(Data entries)

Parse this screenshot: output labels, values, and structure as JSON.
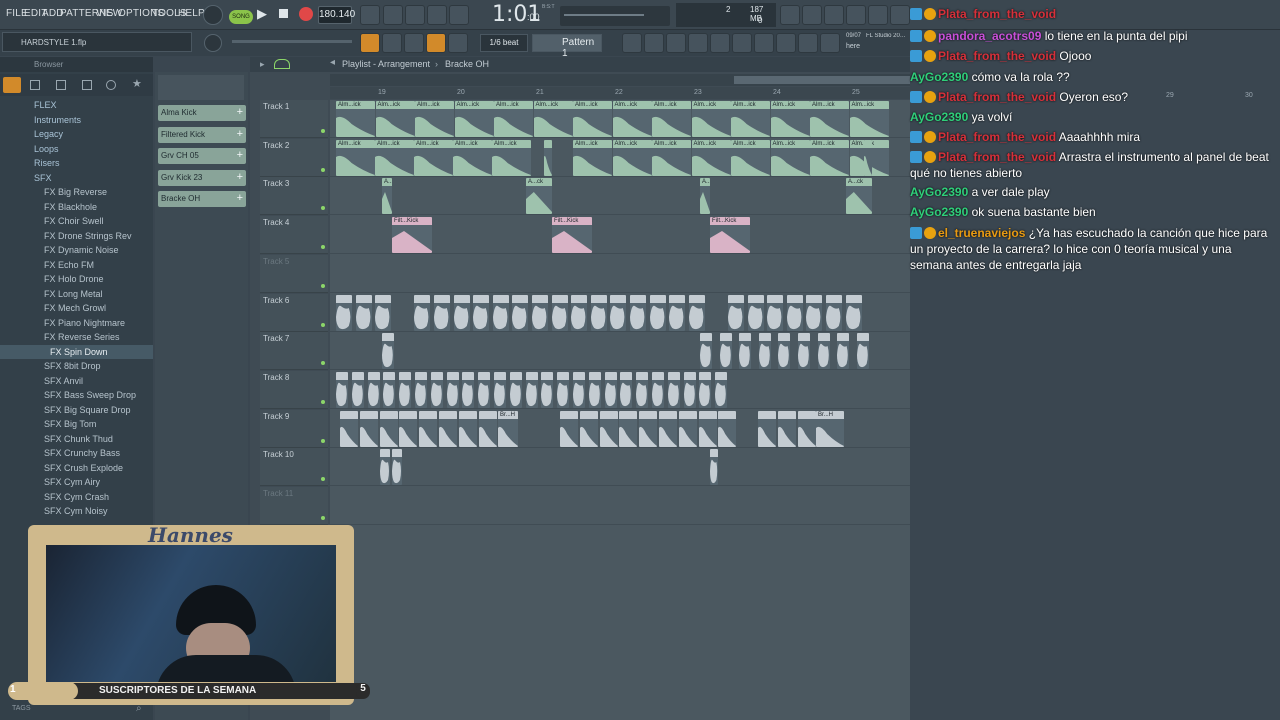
{
  "menu": [
    "FILE",
    "EDIT",
    "ADD",
    "PATTERNS",
    "VIEW",
    "OPTIONS",
    "TOOLS",
    "HELP"
  ],
  "transport": {
    "mode": "SONG",
    "tempo": "180.140",
    "time": "1:01",
    "time_sub": ":00",
    "bst": "B:S:T",
    "cpu": "2",
    "mem": "187 MB",
    "poly": "0"
  },
  "row2": {
    "project": "HARDSTYLE 1.flp",
    "snap": "1/6 beat",
    "pattern": "Pattern 1",
    "hint_date": "09/07",
    "hint_text": "FL Studio 20…",
    "hint_sub": "here"
  },
  "browser": {
    "title": "Browser",
    "items": [
      {
        "label": "FLEX",
        "type": "folder",
        "indent": 1
      },
      {
        "label": "Instruments",
        "type": "folder",
        "indent": 1
      },
      {
        "label": "Legacy",
        "type": "folder",
        "indent": 1
      },
      {
        "label": "Loops",
        "type": "folder",
        "indent": 1
      },
      {
        "label": "Risers",
        "type": "folder",
        "indent": 1
      },
      {
        "label": "SFX",
        "type": "folder",
        "indent": 1
      },
      {
        "label": "FX Big Reverse",
        "type": "file",
        "indent": 2
      },
      {
        "label": "FX Blackhole",
        "type": "file",
        "indent": 2
      },
      {
        "label": "FX Choir Swell",
        "type": "file",
        "indent": 2
      },
      {
        "label": "FX Drone Strings Rev",
        "type": "file",
        "indent": 2
      },
      {
        "label": "FX Dynamic Noise",
        "type": "file",
        "indent": 2
      },
      {
        "label": "FX Echo FM",
        "type": "file",
        "indent": 2
      },
      {
        "label": "FX Holo Drone",
        "type": "file",
        "indent": 2
      },
      {
        "label": "FX Long Metal",
        "type": "file",
        "indent": 2
      },
      {
        "label": "FX Mech Growl",
        "type": "file",
        "indent": 2
      },
      {
        "label": "FX Piano Nightmare",
        "type": "file",
        "indent": 2
      },
      {
        "label": "FX Reverse Series",
        "type": "file",
        "indent": 2
      },
      {
        "label": "FX Spin Down",
        "type": "file",
        "indent": 3,
        "selected": true
      },
      {
        "label": "SFX 8bit Drop",
        "type": "file",
        "indent": 2
      },
      {
        "label": "SFX Anvil",
        "type": "file",
        "indent": 2
      },
      {
        "label": "SFX Bass Sweep Drop",
        "type": "file",
        "indent": 2
      },
      {
        "label": "SFX Big Square Drop",
        "type": "file",
        "indent": 2
      },
      {
        "label": "SFX Big Tom",
        "type": "file",
        "indent": 2
      },
      {
        "label": "SFX Chunk Thud",
        "type": "file",
        "indent": 2
      },
      {
        "label": "SFX Crunchy Bass",
        "type": "file",
        "indent": 2
      },
      {
        "label": "SFX Crush Explode",
        "type": "file",
        "indent": 2
      },
      {
        "label": "SFX Cym Airy",
        "type": "file",
        "indent": 2
      },
      {
        "label": "SFX Cym Crash",
        "type": "file",
        "indent": 2
      },
      {
        "label": "SFX Cym Noisy",
        "type": "file",
        "indent": 2
      }
    ],
    "tags_label": "TAGS"
  },
  "channels": [
    "Alma Kick",
    "Filtered Kick",
    "Grv CH 05",
    "Grv Kick 23",
    "Bracke OH"
  ],
  "playlist": {
    "title": "Playlist - Arrangement",
    "pattern": "Bracke OH",
    "bars": [
      "19",
      "20",
      "21",
      "22",
      "23",
      "24",
      "25"
    ],
    "tracks": [
      "Track 1",
      "Track 2",
      "Track 3",
      "Track 4",
      "Track 5",
      "Track 6",
      "Track 7",
      "Track 8",
      "Track 9",
      "Track 10",
      "Track 11"
    ],
    "clip_labels": {
      "t1": "Alm...ick",
      "t2": "Alm...ick",
      "t3": "A...ck",
      "t4": "Filt...Kick",
      "t9": "Br...H"
    },
    "colors": {
      "green": "#9ec2ad",
      "pink": "#d9b3c6",
      "gray": "#c4ccd2"
    }
  },
  "chat": [
    {
      "user": "Plata_from_the_void",
      "text": "",
      "color": "#d6303a"
    },
    {
      "user": "pandora_acotrs09",
      "text": "lo tiene en la punta del pipi",
      "color": "#c84fd8"
    },
    {
      "user": "Plata_from_the_void",
      "text": "Ojooo",
      "color": "#d6303a"
    },
    {
      "user": "AyGo2390",
      "text": "cómo va la rola ??",
      "color": "#2fcf7a"
    },
    {
      "user": "Plata_from_the_void",
      "text": "Oyeron eso?",
      "color": "#d6303a"
    },
    {
      "user": "AyGo2390",
      "text": "ya volví",
      "color": "#2fcf7a"
    },
    {
      "user": "Plata_from_the_void",
      "text": "Aaaahhhh mira",
      "color": "#d6303a"
    },
    {
      "user": "Plata_from_the_void",
      "text": "Arrastra el instrumento al panel de beat qué no tienes abierto",
      "color": "#d6303a"
    },
    {
      "user": "AyGo2390",
      "text": "a ver dale play",
      "color": "#2fcf7a"
    },
    {
      "user": "AyGo2390",
      "text": "ok suena bastante bien",
      "color": "#2fcf7a"
    },
    {
      "user": "el_truenaviejos",
      "text": "¿Ya has escuchado la canción que hice para un proyecto de la carrera? lo hice con 0 teoría musical y una semana antes de entregarla jaja",
      "color": "#e89a12"
    }
  ],
  "overlay": {
    "name": "Hannes",
    "banner": "SUSCRIPTORES DE LA SEMANA",
    "left_num": "1",
    "right_num": "5",
    "chat_bars": [
      "29",
      "30"
    ]
  }
}
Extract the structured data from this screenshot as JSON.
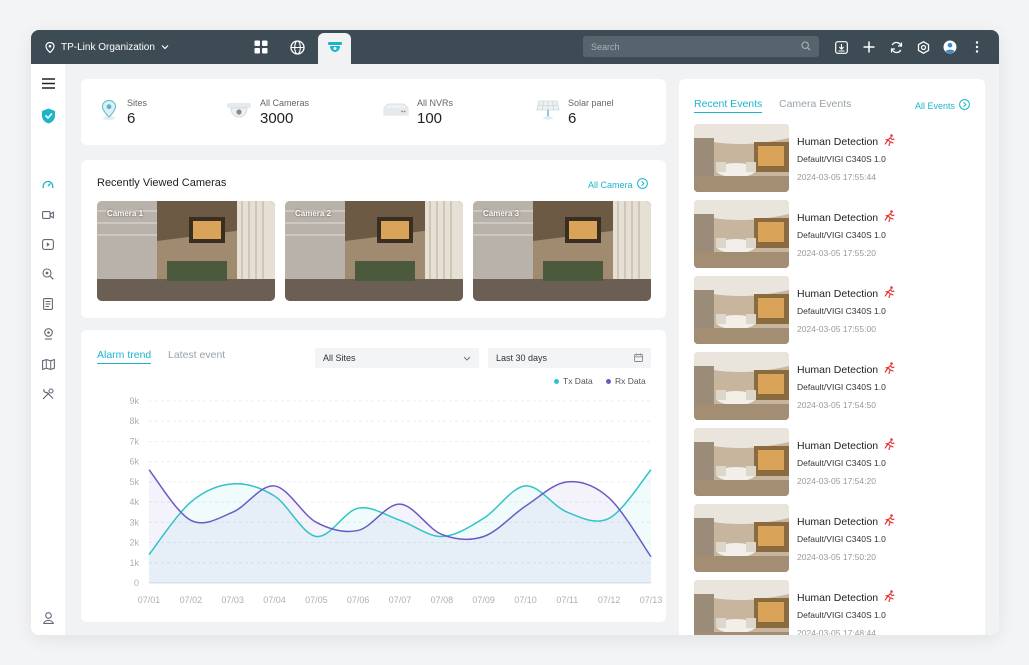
{
  "topbar": {
    "org_name": "TP-Link Organization",
    "search_placeholder": "Search"
  },
  "stats": [
    {
      "label": "Sites",
      "value": "6"
    },
    {
      "label": "All Cameras",
      "value": "3000"
    },
    {
      "label": "All NVRs",
      "value": "100"
    },
    {
      "label": "Solar panel",
      "value": "6"
    }
  ],
  "recent_cameras": {
    "title": "Recently Viewed Cameras",
    "link": "All Camera",
    "cameras": [
      "Camera 1",
      "Camera 2",
      "Camera 3"
    ]
  },
  "alarm": {
    "tabs": [
      "Alarm trend",
      "Latest event"
    ],
    "site_select": "All Sites",
    "range_select": "Last 30 days"
  },
  "events": {
    "tabs": [
      "Recent Events",
      "Camera Events"
    ],
    "link": "All Events",
    "items": [
      {
        "title": "Human Detection",
        "device": "Default/VIGI C340S 1.0",
        "time": "2024-03-05 17:55:44"
      },
      {
        "title": "Human Detection",
        "device": "Default/VIGI C340S 1.0",
        "time": "2024-03-05 17:55:20"
      },
      {
        "title": "Human Detection",
        "device": "Default/VIGI C340S 1.0",
        "time": "2024-03-05 17:55:00"
      },
      {
        "title": "Human Detection",
        "device": "Default/VIGI C340S 1.0",
        "time": "2024-03-05 17:54:50"
      },
      {
        "title": "Human Detection",
        "device": "Default/VIGI C340S 1.0",
        "time": "2024-03-05 17:54:20"
      },
      {
        "title": "Human Detection",
        "device": "Default/VIGI C340S 1.0",
        "time": "2024-03-05 17:50:20"
      },
      {
        "title": "Human Detection",
        "device": "Default/VIGI C340S 1.0",
        "time": "2024-03-05 17:48:44"
      }
    ]
  },
  "colors": {
    "accent": "#1bb5c9",
    "tx": "#2ec4c8",
    "rx": "#6a5bc4",
    "topbar": "#3d4b54",
    "alert": "#e53935"
  },
  "chart_data": {
    "type": "line",
    "x": [
      "07/01",
      "07/02",
      "07/03",
      "07/04",
      "07/05",
      "07/06",
      "07/07",
      "07/08",
      "07/09",
      "07/10",
      "07/11",
      "07/12",
      "07/13"
    ],
    "y_ticks": [
      "0",
      "1k",
      "2k",
      "3k",
      "4k",
      "5k",
      "6k",
      "7k",
      "8k",
      "9k"
    ],
    "ylim": [
      0,
      9000
    ],
    "series": [
      {
        "name": "Tx Data",
        "values": [
          1400,
          4000,
          4900,
          4300,
          2300,
          3700,
          3100,
          2300,
          3200,
          4800,
          3500,
          3200,
          5600
        ]
      },
      {
        "name": "Rx Data",
        "values": [
          5600,
          3100,
          3500,
          4800,
          3000,
          2600,
          3900,
          2400,
          2300,
          3800,
          5000,
          4200,
          1300
        ]
      }
    ],
    "legend": "top-right",
    "grid": true
  }
}
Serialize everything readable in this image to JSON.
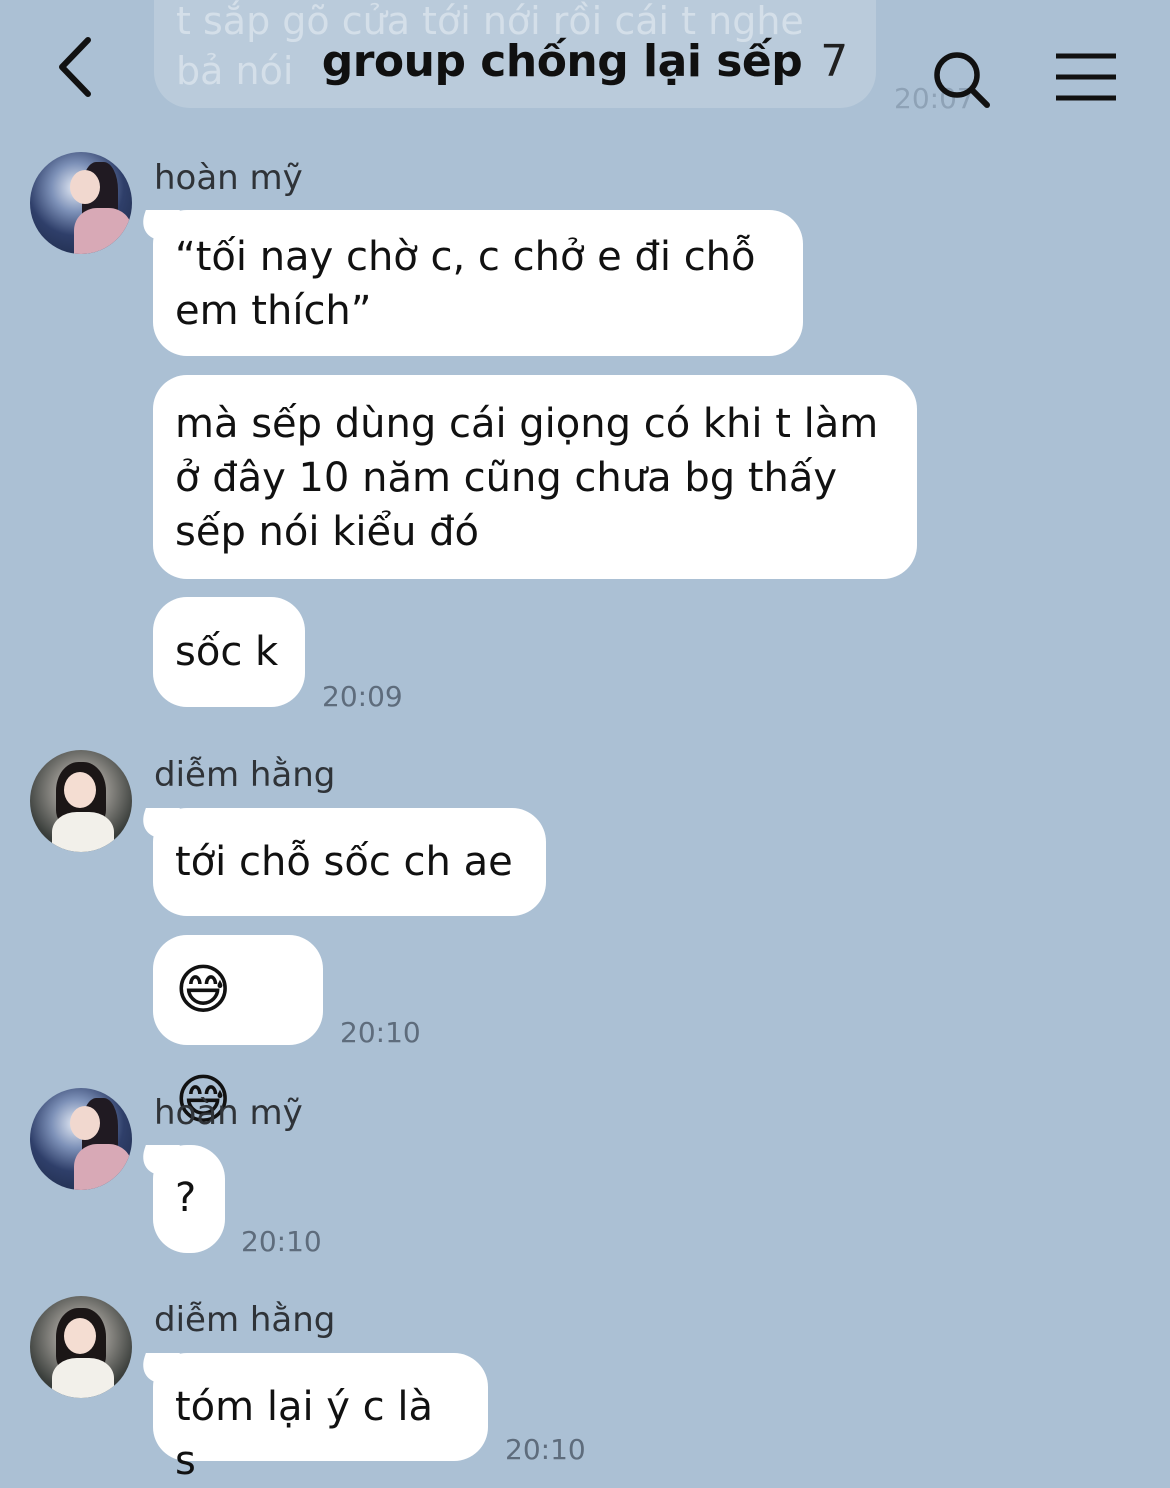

• _Instruction_
Copy every line of the material in which the word "screenshot" occurs.

• _The output_
Parse this screenshot: output labels, values, and structure as JSON.
Extract the structured data from this screenshot as JSON.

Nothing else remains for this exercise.